→ INSTRUCTIONS TO FOLLOW
Repeat, exactly and completely, the material that follows. Omit the pictures.

[Stored data]
☆ ☆ ☆ ☆ ☆ ☆ ☆

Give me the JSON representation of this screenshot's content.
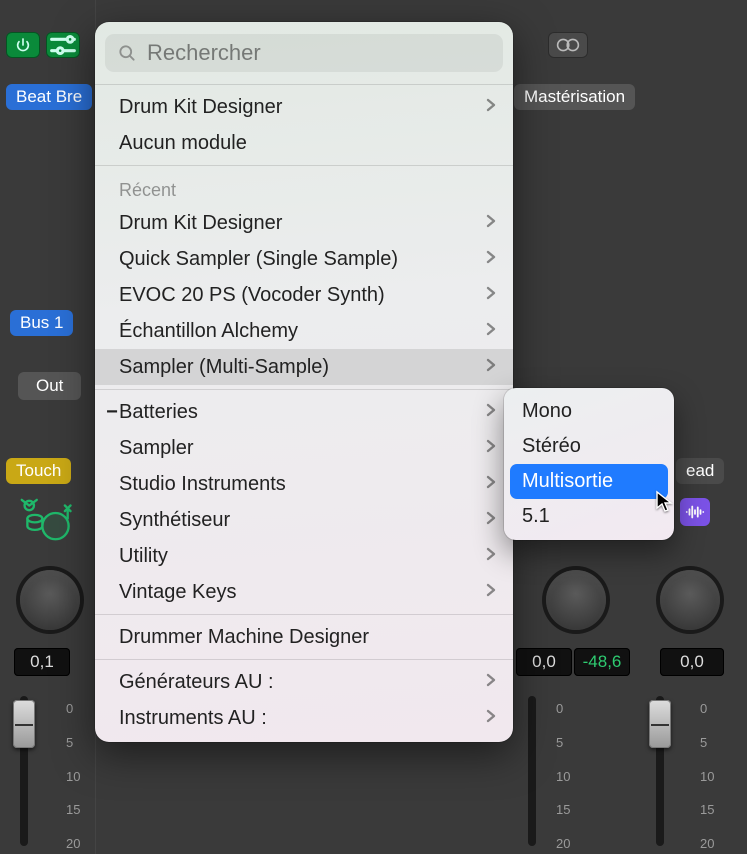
{
  "colors": {
    "chip_blue": "#2a6fd6",
    "chip_grey": "#555555",
    "chip_yellow": "#c9a815",
    "chip_purple": "#7b52e6",
    "power_green": "#0a8a3a",
    "drum_green": "#1fb86a",
    "menu_highlight": "#1f7bff",
    "value_green": "#2ecc71"
  },
  "background_chips": {
    "beat": "Beat Bre",
    "masterisation": "Mastérisation",
    "bus": "Bus 1",
    "out": "Out",
    "touch": "Touch",
    "ead": "ead"
  },
  "knob_values": {
    "left": "0,1",
    "mid_left": "0,0",
    "mid_right": "-48,6",
    "right": "0,0"
  },
  "fader_scale": [
    "0",
    "5",
    "10",
    "15",
    "20"
  ],
  "search": {
    "placeholder": "Rechercher"
  },
  "menu": {
    "top": [
      {
        "label": "Drum Kit Designer",
        "arrow": true
      },
      {
        "label": "Aucun module",
        "arrow": false
      }
    ],
    "recent_label": "Récent",
    "recent": [
      {
        "label": "Drum Kit Designer",
        "arrow": true
      },
      {
        "label": "Quick Sampler (Single Sample)",
        "arrow": true
      },
      {
        "label": "EVOC 20 PS (Vocoder Synth)",
        "arrow": true
      },
      {
        "label": "Échantillon Alchemy",
        "arrow": true
      },
      {
        "label": "Sampler (Multi-Sample)",
        "arrow": true,
        "hovered": true
      }
    ],
    "categories": [
      {
        "label": "Batteries",
        "arrow": true,
        "disclosure": "−"
      },
      {
        "label": "Sampler",
        "arrow": true
      },
      {
        "label": "Studio Instruments",
        "arrow": true
      },
      {
        "label": "Synthétiseur",
        "arrow": true
      },
      {
        "label": "Utility",
        "arrow": true
      },
      {
        "label": "Vintage Keys",
        "arrow": true
      }
    ],
    "bottom": [
      {
        "label": "Drummer Machine Designer",
        "arrow": false
      }
    ],
    "au": [
      {
        "label": "Générateurs AU :",
        "arrow": true
      },
      {
        "label": "Instruments AU :",
        "arrow": true
      }
    ]
  },
  "submenu": [
    {
      "label": "Mono"
    },
    {
      "label": "Stéréo"
    },
    {
      "label": "Multisortie",
      "selected": true
    },
    {
      "label": "5.1"
    }
  ]
}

☆ ☆ ☆ ☆ ☆ ☆ ☆

→ SOLUTION FOR THIS TASK
Give me the JSON representation of this screenshot's content.
{
  "colors": {
    "chip_blue": "#2a6fd6",
    "chip_grey": "#555555",
    "chip_yellow": "#c9a815",
    "chip_purple": "#7b52e6",
    "power_green": "#0a8a3a",
    "drum_green": "#1fb86a",
    "menu_highlight": "#1f7bff",
    "value_green": "#2ecc71"
  },
  "background_chips": {
    "beat": "Beat Bre",
    "masterisation": "Mastérisation",
    "bus": "Bus 1",
    "out": "Out",
    "touch": "Touch",
    "ead": "ead"
  },
  "knob_values": {
    "left": "0,1",
    "mid_left": "0,0",
    "mid_right": "-48,6",
    "right": "0,0"
  },
  "fader_scale": [
    "0",
    "5",
    "10",
    "15",
    "20"
  ],
  "search": {
    "placeholder": "Rechercher"
  },
  "menu": {
    "top": [
      {
        "label": "Drum Kit Designer",
        "arrow": true
      },
      {
        "label": "Aucun module",
        "arrow": false
      }
    ],
    "recent_label": "Récent",
    "recent": [
      {
        "label": "Drum Kit Designer",
        "arrow": true
      },
      {
        "label": "Quick Sampler (Single Sample)",
        "arrow": true
      },
      {
        "label": "EVOC 20 PS (Vocoder Synth)",
        "arrow": true
      },
      {
        "label": "Échantillon Alchemy",
        "arrow": true
      },
      {
        "label": "Sampler (Multi-Sample)",
        "arrow": true,
        "hovered": true
      }
    ],
    "categories": [
      {
        "label": "Batteries",
        "arrow": true,
        "disclosure": "−"
      },
      {
        "label": "Sampler",
        "arrow": true
      },
      {
        "label": "Studio Instruments",
        "arrow": true
      },
      {
        "label": "Synthétiseur",
        "arrow": true
      },
      {
        "label": "Utility",
        "arrow": true
      },
      {
        "label": "Vintage Keys",
        "arrow": true
      }
    ],
    "bottom": [
      {
        "label": "Drummer Machine Designer",
        "arrow": false
      }
    ],
    "au": [
      {
        "label": "Générateurs AU :",
        "arrow": true
      },
      {
        "label": "Instruments AU :",
        "arrow": true
      }
    ]
  },
  "submenu": [
    {
      "label": "Mono"
    },
    {
      "label": "Stéréo"
    },
    {
      "label": "Multisortie",
      "selected": true
    },
    {
      "label": "5.1"
    }
  ]
}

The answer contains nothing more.